▸ WRITTEN TASK: Reproduce the lines below, substituting "item" for each occurrence of "element" and leaving all else unchanged.

▸ DATASET ENTRIES:
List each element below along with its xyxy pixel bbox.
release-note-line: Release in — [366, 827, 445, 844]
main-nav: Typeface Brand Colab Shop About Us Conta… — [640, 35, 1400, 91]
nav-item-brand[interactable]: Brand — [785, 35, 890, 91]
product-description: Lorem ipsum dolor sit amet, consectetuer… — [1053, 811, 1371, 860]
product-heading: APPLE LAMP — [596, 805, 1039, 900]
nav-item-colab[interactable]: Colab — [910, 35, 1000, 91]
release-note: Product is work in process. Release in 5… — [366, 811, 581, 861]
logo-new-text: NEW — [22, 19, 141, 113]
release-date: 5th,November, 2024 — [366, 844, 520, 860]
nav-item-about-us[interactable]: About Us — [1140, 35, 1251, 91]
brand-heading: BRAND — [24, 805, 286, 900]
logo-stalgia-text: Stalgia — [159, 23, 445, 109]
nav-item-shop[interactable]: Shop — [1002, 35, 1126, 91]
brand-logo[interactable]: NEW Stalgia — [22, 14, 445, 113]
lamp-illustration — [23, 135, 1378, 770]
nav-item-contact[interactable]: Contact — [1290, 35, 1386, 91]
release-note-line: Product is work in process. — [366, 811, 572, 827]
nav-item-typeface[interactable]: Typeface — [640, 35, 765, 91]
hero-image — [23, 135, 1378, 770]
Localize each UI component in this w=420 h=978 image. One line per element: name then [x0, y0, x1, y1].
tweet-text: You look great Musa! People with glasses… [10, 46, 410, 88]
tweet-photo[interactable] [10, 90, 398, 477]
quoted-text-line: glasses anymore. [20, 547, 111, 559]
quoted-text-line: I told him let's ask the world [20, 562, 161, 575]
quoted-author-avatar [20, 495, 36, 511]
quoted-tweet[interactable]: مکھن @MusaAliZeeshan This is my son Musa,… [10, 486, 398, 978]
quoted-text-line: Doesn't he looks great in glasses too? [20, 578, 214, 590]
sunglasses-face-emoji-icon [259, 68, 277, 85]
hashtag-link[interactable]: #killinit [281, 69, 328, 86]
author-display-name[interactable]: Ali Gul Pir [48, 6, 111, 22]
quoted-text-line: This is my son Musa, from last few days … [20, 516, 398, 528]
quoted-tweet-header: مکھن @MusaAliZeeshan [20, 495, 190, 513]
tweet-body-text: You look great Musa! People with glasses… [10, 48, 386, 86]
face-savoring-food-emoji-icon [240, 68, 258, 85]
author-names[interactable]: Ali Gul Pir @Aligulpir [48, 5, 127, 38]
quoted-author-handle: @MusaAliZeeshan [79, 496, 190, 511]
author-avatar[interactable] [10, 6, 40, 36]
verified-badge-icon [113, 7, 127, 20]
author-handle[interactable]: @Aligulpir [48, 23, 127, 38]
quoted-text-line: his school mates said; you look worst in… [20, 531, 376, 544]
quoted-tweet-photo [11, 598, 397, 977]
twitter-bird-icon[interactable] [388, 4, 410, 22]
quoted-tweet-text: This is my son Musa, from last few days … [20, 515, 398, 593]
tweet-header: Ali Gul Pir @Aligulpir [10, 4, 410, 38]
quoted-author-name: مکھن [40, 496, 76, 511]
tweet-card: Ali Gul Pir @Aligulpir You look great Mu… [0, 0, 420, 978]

▸ SOLUTION FOR THIS TASK:
List each item below along with its xyxy pixel bbox.
release-note-line: Release in — [366, 827, 445, 844]
main-nav: Typeface Brand Colab Shop About Us Conta… — [640, 35, 1400, 91]
nav-item-brand[interactable]: Brand — [785, 35, 890, 91]
product-description: Lorem ipsum dolor sit amet, consectetuer… — [1053, 811, 1371, 860]
product-heading: APPLE LAMP — [596, 805, 1039, 900]
nav-item-colab[interactable]: Colab — [910, 35, 1000, 91]
release-note: Product is work in process. Release in 5… — [366, 811, 581, 861]
logo-new-text: NEW — [22, 19, 141, 113]
release-date: 5th,November, 2024 — [366, 844, 520, 860]
nav-item-about-us[interactable]: About Us — [1140, 35, 1251, 91]
brand-heading: BRAND — [24, 805, 286, 900]
logo-stalgia-text: Stalgia — [159, 23, 445, 109]
nav-item-shop[interactable]: Shop — [1002, 35, 1126, 91]
brand-logo[interactable]: NEW Stalgia — [22, 14, 445, 113]
lamp-illustration — [23, 135, 1378, 770]
nav-item-contact[interactable]: Contact — [1290, 35, 1386, 91]
release-note-line: Product is work in process. — [366, 811, 572, 827]
nav-item-typeface[interactable]: Typeface — [640, 35, 765, 91]
hero-image — [23, 135, 1378, 770]
Localize each UI component in this w=420 h=978 image. One line per item: name then [x0, y0, x1, y1].
tweet-text: You look great Musa! People with glasses… [10, 46, 410, 88]
tweet-photo[interactable] [10, 90, 398, 477]
quoted-text-line: glasses anymore. [20, 547, 111, 559]
quoted-text-line: I told him let's ask the world [20, 562, 161, 575]
quoted-author-avatar [20, 495, 36, 511]
quoted-tweet[interactable]: مکھن @MusaAliZeeshan This is my son Musa,… [10, 486, 398, 978]
quoted-text-line: Doesn't he looks great in glasses too? [20, 578, 214, 590]
sunglasses-face-emoji-icon [259, 68, 277, 85]
hashtag-link[interactable]: #killinit [281, 69, 328, 86]
author-display-name[interactable]: Ali Gul Pir [48, 6, 111, 22]
quoted-text-line: This is my son Musa, from last few days … [20, 516, 398, 528]
quoted-tweet-header: مکھن @MusaAliZeeshan [20, 495, 190, 513]
tweet-body-text: You look great Musa! People with glasses… [10, 48, 386, 86]
face-savoring-food-emoji-icon [240, 68, 258, 85]
author-names[interactable]: Ali Gul Pir @Aligulpir [48, 5, 127, 38]
quoted-author-handle: @MusaAliZeeshan [79, 496, 190, 511]
author-avatar[interactable] [10, 6, 40, 36]
verified-badge-icon [113, 7, 127, 20]
author-handle[interactable]: @Aligulpir [48, 23, 127, 38]
quoted-text-line: his school mates said; you look worst in… [20, 531, 376, 544]
quoted-tweet-photo [11, 598, 397, 977]
twitter-bird-icon[interactable] [388, 4, 410, 22]
quoted-tweet-text: This is my son Musa, from last few days … [20, 515, 398, 593]
tweet-header: Ali Gul Pir @Aligulpir [10, 4, 410, 38]
quoted-author-name: مکھن [40, 496, 76, 511]
tweet-card: Ali Gul Pir @Aligulpir You look great Mu… [0, 0, 420, 978]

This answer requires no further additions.